TASK TO COMPLETE: Only the pictures are to be left out; set down the rest of the records exactly.

(Data entries)
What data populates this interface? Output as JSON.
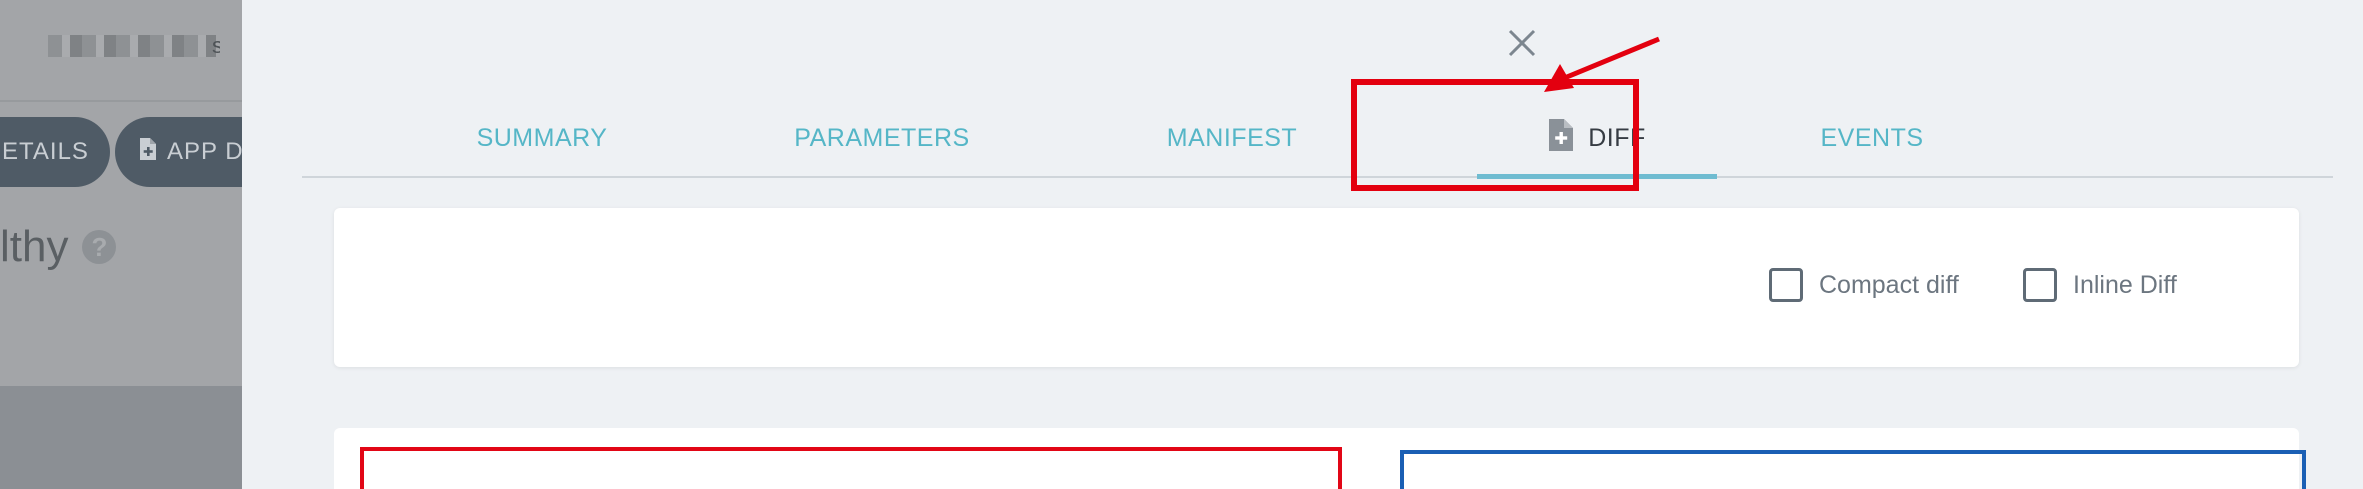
{
  "background_app": {
    "app_title_visible_fragment": "s",
    "details_button_label": "ETAILS",
    "app_diff_button_label": "APP D",
    "health_status": "lthy"
  },
  "panel": {
    "tabs": [
      {
        "label": "SUMMARY",
        "active": false
      },
      {
        "label": "PARAMETERS",
        "active": false
      },
      {
        "label": "MANIFEST",
        "active": false
      },
      {
        "label": "DIFF",
        "active": true,
        "icon": "file-diff-icon"
      },
      {
        "label": "EVENTS",
        "active": false
      }
    ],
    "options": {
      "compact_diff_label": "Compact diff",
      "compact_diff_checked": false,
      "inline_diff_label": "Inline Diff",
      "inline_diff_checked": false
    }
  },
  "annotations": {
    "highlight_color": "#e3000f",
    "arrow_color": "#e3000f",
    "diff_left_border_color": "#e20616",
    "diff_right_border_color": "#1a5fb4"
  },
  "colors": {
    "tab_inactive": "#55b6c7",
    "tab_active_text": "#363c43",
    "tab_active_underline": "#6fbcd1",
    "panel_bg": "#eef1f4"
  }
}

FINAL ANSWER:
What data populates this interface? Output as JSON.
{
  "background_app": {
    "app_title_visible_fragment": "s",
    "details_button_label": "ETAILS",
    "app_diff_button_label": "APP D",
    "health_status": "lthy"
  },
  "panel": {
    "tabs": [
      {
        "label": "SUMMARY",
        "active": false
      },
      {
        "label": "PARAMETERS",
        "active": false
      },
      {
        "label": "MANIFEST",
        "active": false
      },
      {
        "label": "DIFF",
        "active": true,
        "icon": "file-diff-icon"
      },
      {
        "label": "EVENTS",
        "active": false
      }
    ],
    "options": {
      "compact_diff_label": "Compact diff",
      "compact_diff_checked": false,
      "inline_diff_label": "Inline Diff",
      "inline_diff_checked": false
    }
  },
  "annotations": {
    "highlight_color": "#e3000f",
    "arrow_color": "#e3000f",
    "diff_left_border_color": "#e20616",
    "diff_right_border_color": "#1a5fb4"
  },
  "colors": {
    "tab_inactive": "#55b6c7",
    "tab_active_text": "#363c43",
    "tab_active_underline": "#6fbcd1",
    "panel_bg": "#eef1f4"
  }
}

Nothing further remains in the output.